=== TASK STATEMENT ===
List, from the lines below, each one with "wheel" in it.

=== DATASET ENTRIES ===
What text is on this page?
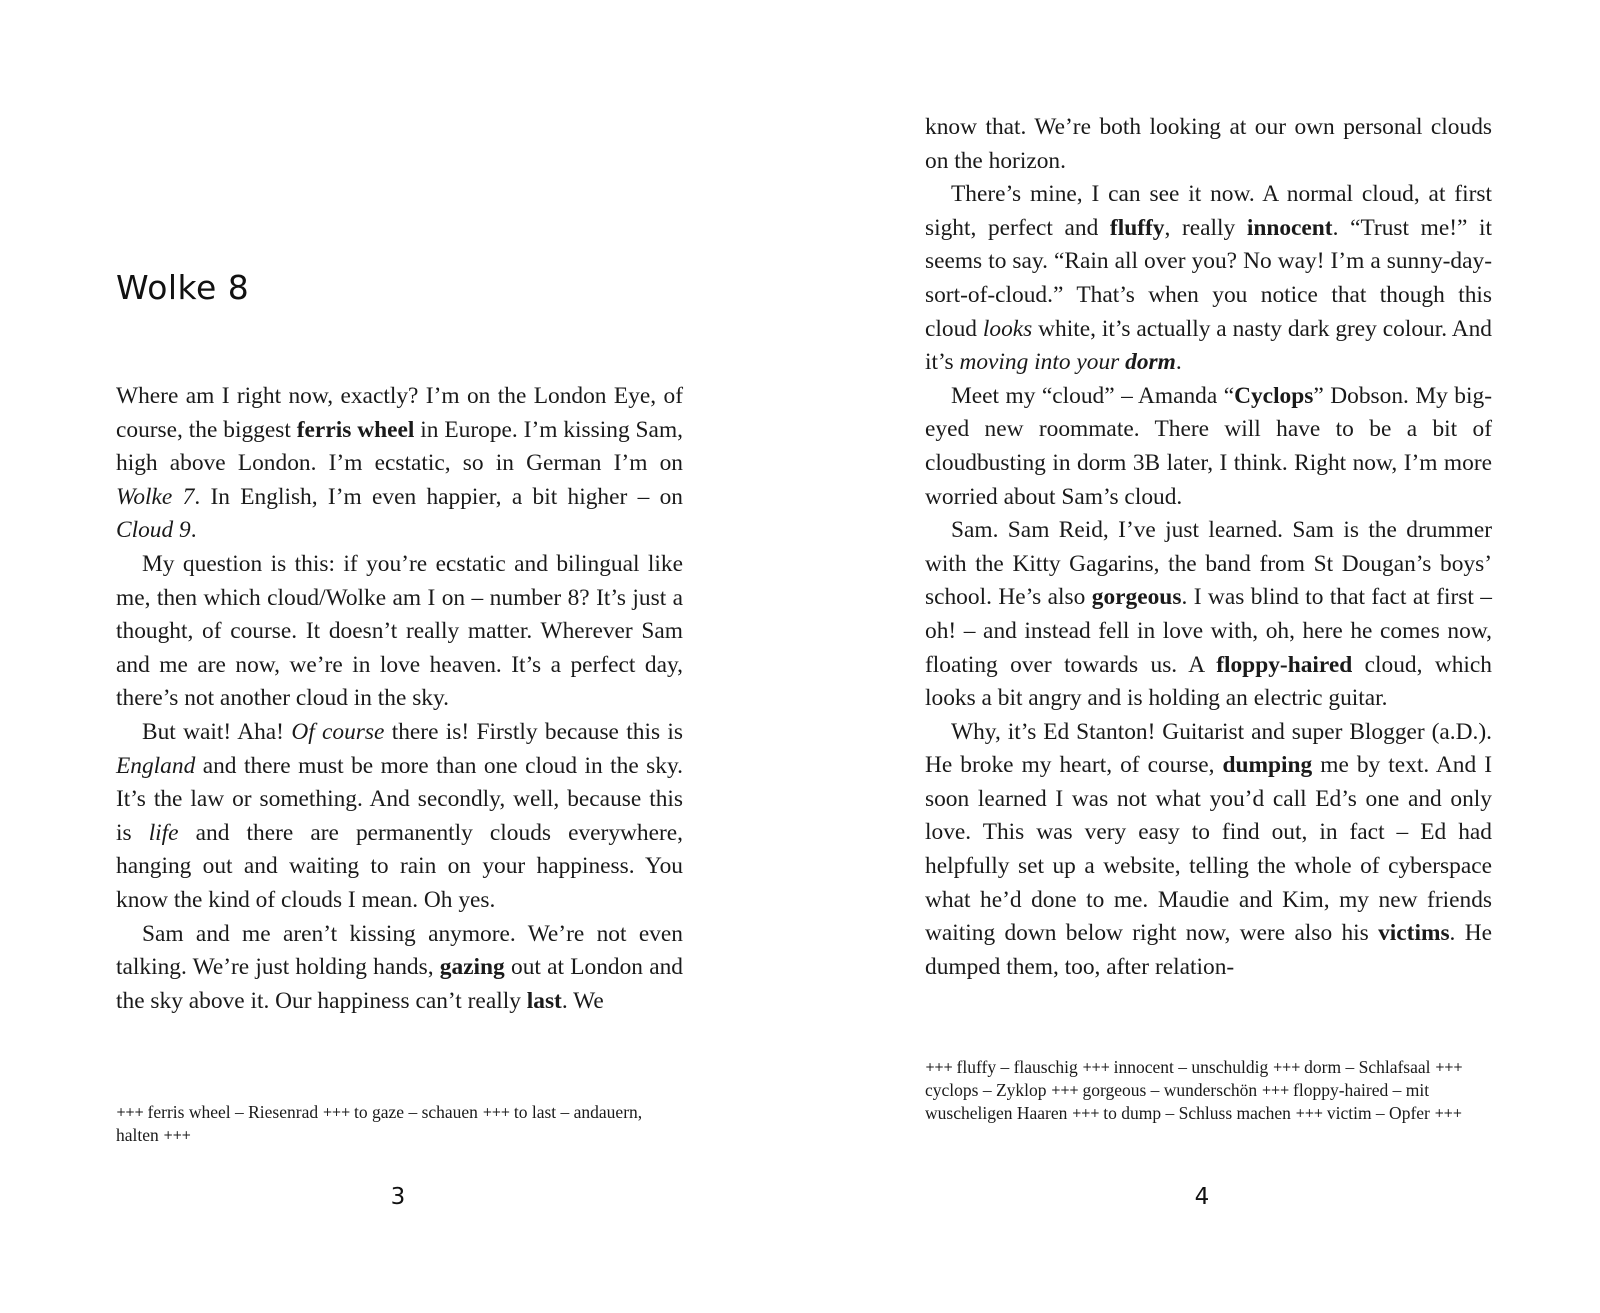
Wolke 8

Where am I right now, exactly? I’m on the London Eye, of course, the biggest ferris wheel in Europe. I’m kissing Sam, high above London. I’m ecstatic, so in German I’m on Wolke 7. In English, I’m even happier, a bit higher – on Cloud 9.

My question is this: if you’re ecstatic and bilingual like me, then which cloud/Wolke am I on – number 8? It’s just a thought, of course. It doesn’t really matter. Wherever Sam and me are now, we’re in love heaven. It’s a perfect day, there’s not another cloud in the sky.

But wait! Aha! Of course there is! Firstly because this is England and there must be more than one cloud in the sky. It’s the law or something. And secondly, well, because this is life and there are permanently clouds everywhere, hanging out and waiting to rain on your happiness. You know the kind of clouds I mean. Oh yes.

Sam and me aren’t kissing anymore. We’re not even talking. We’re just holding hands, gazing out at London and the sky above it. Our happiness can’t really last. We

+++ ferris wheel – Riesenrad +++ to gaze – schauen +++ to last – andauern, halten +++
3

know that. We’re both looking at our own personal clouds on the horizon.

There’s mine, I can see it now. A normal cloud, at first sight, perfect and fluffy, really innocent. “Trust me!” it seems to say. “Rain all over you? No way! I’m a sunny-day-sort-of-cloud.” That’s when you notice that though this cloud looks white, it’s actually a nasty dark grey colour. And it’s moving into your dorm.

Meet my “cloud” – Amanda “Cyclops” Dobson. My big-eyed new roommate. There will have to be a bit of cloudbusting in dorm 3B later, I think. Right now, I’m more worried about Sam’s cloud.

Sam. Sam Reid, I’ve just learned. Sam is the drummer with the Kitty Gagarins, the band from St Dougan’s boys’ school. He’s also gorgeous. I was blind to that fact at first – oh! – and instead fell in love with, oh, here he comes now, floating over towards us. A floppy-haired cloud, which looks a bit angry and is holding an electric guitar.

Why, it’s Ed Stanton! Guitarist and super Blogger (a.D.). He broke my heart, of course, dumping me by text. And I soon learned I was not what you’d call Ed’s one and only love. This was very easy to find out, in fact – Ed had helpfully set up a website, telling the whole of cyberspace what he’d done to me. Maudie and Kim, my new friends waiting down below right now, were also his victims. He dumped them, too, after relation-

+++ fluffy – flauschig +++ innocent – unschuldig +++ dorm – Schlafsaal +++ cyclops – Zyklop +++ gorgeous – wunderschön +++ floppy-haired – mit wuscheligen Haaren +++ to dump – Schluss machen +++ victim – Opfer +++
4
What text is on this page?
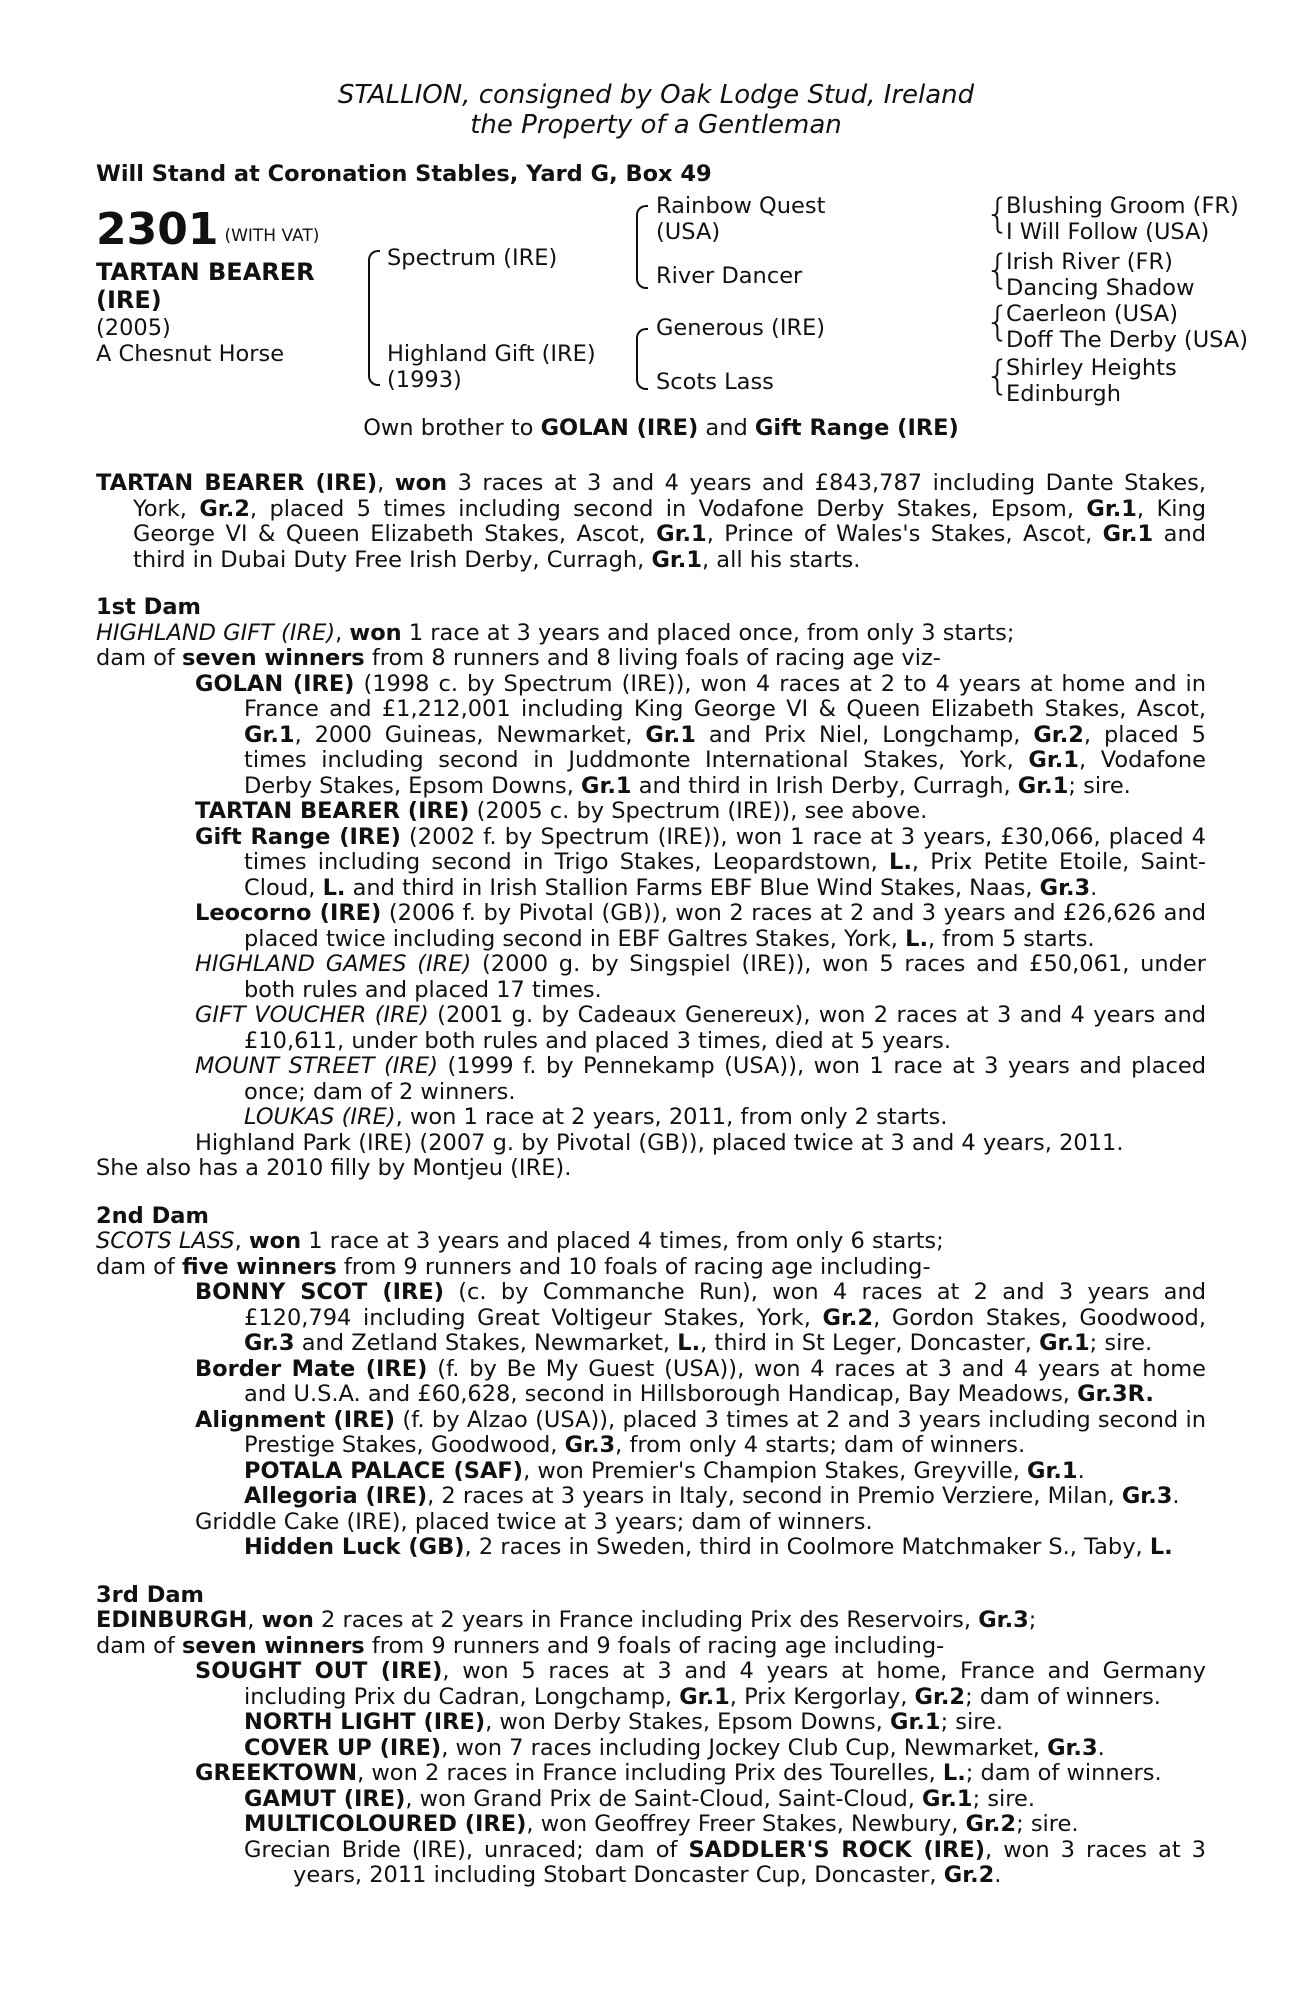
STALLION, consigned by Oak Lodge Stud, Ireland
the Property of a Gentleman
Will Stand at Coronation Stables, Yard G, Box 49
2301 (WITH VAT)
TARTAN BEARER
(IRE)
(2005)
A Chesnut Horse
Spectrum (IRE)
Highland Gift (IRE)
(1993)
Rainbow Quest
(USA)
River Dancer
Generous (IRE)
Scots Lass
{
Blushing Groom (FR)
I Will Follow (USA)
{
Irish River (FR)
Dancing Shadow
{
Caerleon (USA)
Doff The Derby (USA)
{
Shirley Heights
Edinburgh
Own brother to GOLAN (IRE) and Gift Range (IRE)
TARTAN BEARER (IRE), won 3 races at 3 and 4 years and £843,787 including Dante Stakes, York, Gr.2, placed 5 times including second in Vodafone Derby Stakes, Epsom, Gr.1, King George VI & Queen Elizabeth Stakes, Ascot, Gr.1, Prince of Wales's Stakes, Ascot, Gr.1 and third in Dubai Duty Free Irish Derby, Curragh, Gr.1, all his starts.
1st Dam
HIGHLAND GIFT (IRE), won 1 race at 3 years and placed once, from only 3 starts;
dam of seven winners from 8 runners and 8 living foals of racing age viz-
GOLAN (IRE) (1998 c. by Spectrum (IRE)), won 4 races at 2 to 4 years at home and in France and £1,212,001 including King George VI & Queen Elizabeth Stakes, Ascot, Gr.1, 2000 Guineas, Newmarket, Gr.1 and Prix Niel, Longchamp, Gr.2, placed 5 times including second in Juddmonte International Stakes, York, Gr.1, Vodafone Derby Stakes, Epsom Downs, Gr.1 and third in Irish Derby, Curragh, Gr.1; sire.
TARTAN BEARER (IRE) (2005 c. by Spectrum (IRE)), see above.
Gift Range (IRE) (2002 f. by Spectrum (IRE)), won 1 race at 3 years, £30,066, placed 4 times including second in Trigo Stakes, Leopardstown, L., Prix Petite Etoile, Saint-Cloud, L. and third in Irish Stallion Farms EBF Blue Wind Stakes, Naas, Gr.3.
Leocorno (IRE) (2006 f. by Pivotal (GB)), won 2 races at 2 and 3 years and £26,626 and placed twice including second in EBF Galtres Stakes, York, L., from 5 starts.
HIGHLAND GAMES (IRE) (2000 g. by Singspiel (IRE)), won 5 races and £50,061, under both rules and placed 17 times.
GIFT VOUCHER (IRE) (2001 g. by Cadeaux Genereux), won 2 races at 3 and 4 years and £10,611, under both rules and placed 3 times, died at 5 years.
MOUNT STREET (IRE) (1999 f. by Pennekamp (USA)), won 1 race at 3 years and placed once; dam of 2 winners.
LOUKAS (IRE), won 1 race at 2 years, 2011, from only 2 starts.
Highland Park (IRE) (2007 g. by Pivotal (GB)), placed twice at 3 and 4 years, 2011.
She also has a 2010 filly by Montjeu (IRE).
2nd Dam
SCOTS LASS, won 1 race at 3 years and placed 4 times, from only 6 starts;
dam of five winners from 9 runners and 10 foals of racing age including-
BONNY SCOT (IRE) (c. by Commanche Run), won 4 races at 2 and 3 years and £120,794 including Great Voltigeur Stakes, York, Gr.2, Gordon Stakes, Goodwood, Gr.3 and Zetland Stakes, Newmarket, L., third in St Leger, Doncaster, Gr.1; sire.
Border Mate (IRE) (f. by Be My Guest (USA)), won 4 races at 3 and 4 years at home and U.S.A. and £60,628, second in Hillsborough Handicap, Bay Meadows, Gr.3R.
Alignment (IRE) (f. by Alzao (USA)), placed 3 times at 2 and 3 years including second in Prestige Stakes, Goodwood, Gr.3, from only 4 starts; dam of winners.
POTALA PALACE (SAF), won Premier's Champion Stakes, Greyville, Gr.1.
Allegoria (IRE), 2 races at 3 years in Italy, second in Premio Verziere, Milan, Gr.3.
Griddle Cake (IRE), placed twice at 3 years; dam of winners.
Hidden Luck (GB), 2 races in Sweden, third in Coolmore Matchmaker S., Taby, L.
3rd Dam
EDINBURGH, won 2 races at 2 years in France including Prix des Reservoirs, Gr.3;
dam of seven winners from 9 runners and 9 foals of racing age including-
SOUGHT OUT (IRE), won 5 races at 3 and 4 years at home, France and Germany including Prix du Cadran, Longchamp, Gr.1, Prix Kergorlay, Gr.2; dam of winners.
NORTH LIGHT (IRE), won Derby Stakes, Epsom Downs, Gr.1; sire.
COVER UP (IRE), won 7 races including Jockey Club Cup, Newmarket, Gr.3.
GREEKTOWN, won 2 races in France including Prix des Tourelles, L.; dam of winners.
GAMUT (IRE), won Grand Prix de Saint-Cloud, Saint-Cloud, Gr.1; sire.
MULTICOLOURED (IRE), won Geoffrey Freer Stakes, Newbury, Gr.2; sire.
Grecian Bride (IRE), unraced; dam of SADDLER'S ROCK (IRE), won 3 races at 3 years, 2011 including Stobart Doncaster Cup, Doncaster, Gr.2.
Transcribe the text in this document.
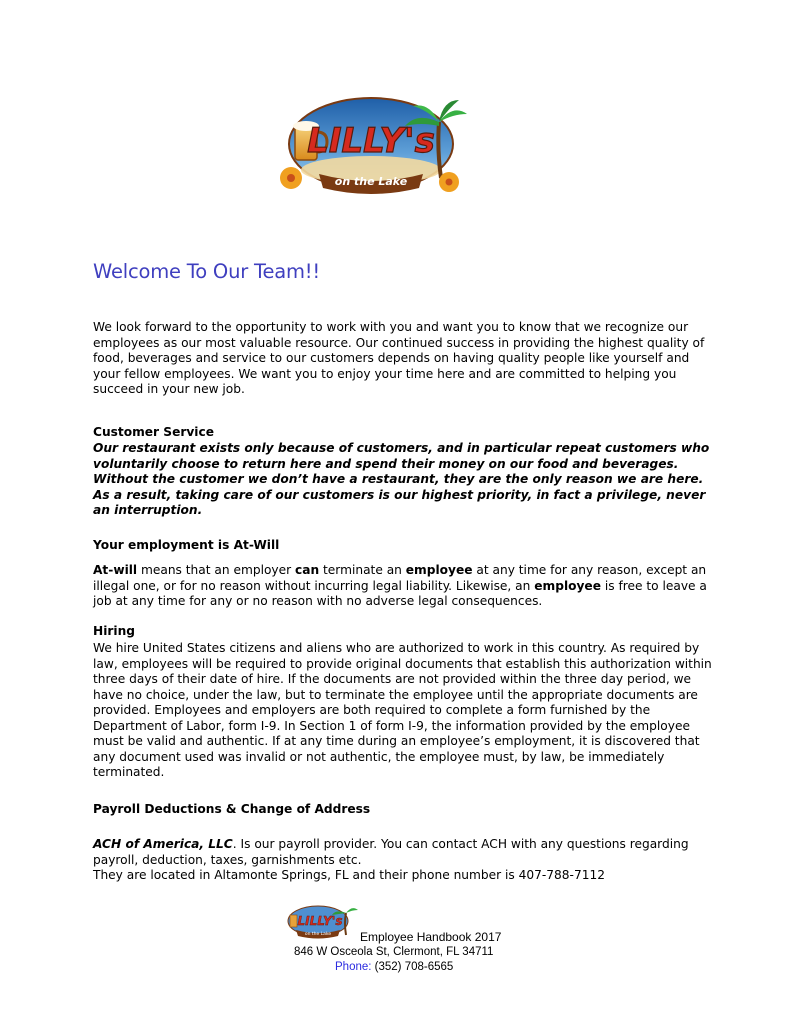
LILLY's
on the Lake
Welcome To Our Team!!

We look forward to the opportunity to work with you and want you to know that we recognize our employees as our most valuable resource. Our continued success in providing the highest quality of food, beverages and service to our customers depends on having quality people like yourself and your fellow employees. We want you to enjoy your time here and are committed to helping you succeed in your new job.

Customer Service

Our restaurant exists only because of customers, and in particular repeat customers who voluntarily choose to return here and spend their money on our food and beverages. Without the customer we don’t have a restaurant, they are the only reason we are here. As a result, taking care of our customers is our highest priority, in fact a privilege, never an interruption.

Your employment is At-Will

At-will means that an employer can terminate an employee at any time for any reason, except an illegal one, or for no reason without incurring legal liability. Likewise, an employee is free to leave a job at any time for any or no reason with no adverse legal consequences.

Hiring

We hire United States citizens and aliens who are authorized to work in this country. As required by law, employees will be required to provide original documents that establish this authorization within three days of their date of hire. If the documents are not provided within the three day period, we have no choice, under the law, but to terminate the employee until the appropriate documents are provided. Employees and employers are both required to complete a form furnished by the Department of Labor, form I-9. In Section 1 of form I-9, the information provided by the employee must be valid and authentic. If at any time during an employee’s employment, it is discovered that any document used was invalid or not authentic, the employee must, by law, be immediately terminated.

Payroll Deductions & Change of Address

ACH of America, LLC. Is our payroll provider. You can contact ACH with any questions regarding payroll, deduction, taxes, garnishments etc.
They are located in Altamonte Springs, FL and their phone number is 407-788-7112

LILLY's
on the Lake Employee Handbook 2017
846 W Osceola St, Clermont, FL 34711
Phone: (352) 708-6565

=== SOLUTION TO THIS TASK ===
Where am I right now, exactly? I’m on the London Eye, of course, the biggest ferris wheel in Europe. I’m kissing Sam, high above London. I’m ecstatic, so in German I’m on Wolke 7. In English, I’m even happier, a bit higher – on Cloud 9.
+++ ferris wheel – Riesenrad +++ to gaze – schauen +++ to last – andauern, halten +++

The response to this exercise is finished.